◆ OBJECTIVE: Search the material below for the word "Jeannie" and copy every line in which it occurs.

[Dataset records]
******************************

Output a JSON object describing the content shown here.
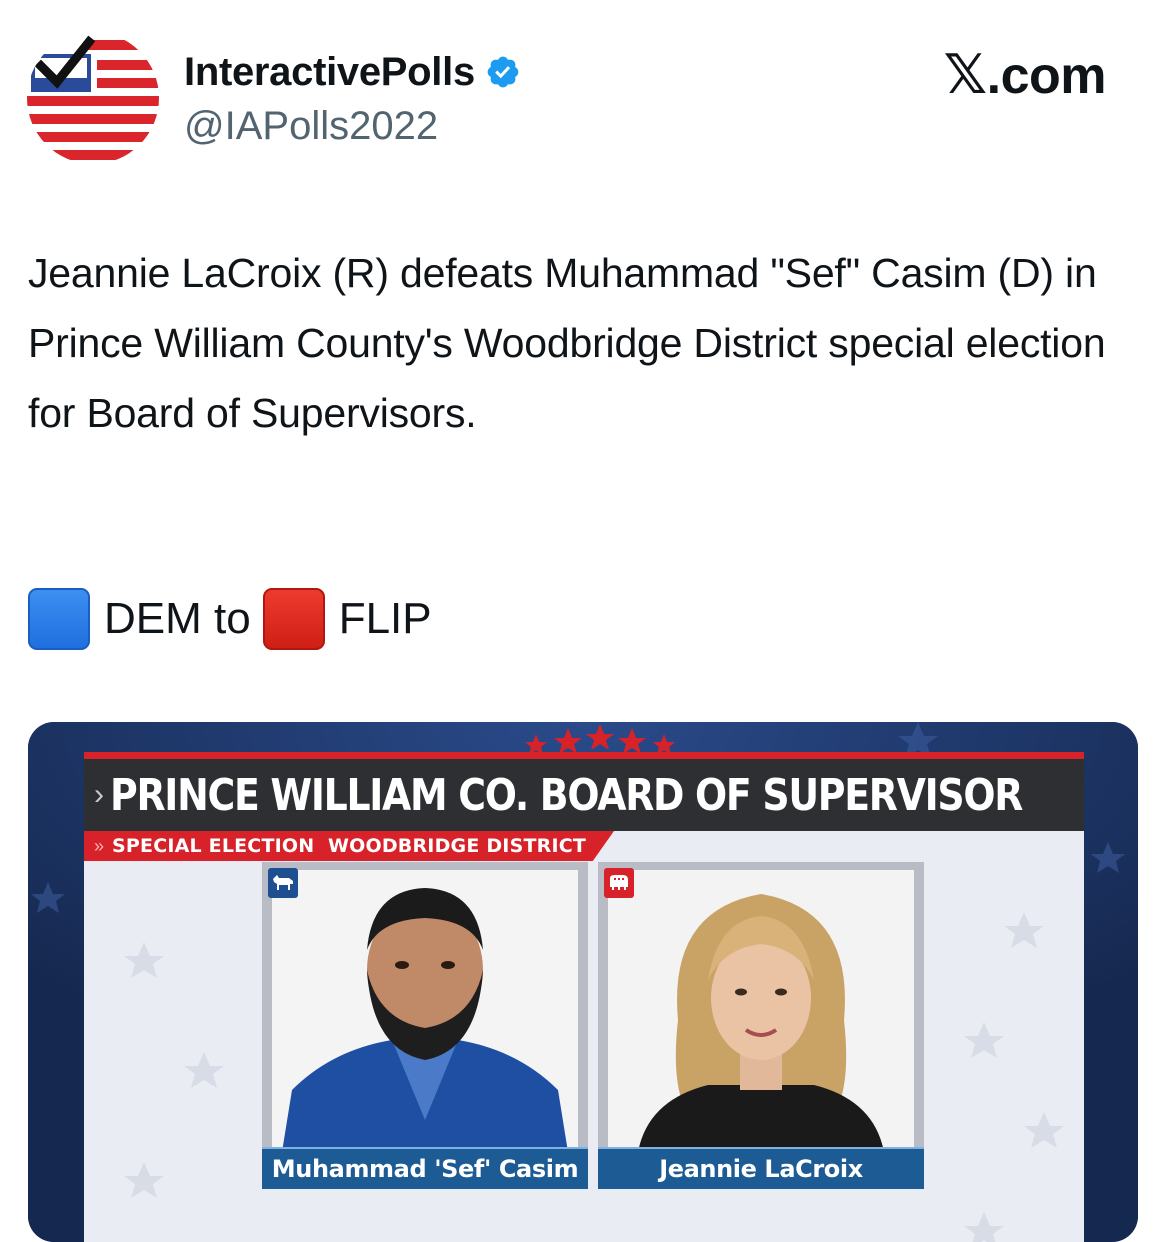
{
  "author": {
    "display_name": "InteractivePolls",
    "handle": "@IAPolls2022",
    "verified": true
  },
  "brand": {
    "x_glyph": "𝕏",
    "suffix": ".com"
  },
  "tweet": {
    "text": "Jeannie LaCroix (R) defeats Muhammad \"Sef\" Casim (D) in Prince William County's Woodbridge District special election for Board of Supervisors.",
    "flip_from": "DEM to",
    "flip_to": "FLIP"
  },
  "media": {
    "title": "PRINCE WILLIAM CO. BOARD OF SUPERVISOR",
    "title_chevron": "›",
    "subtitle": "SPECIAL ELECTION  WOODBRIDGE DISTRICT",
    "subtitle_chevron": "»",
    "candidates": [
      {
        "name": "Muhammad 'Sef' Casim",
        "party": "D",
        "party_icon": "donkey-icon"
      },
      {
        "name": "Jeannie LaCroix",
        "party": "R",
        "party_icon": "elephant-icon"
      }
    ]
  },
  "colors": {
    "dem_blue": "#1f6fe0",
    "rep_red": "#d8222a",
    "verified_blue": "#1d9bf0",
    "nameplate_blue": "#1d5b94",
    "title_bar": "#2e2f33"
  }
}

******************************

◆ FINAL RESULT:
    "text": "Jeannie LaCroix (R) defeats Muhammad \"Sef\" Casim (D) in Prince William County's Woodbridge District special election for Board of Supervisors.",
        "name": "Jeannie LaCroix",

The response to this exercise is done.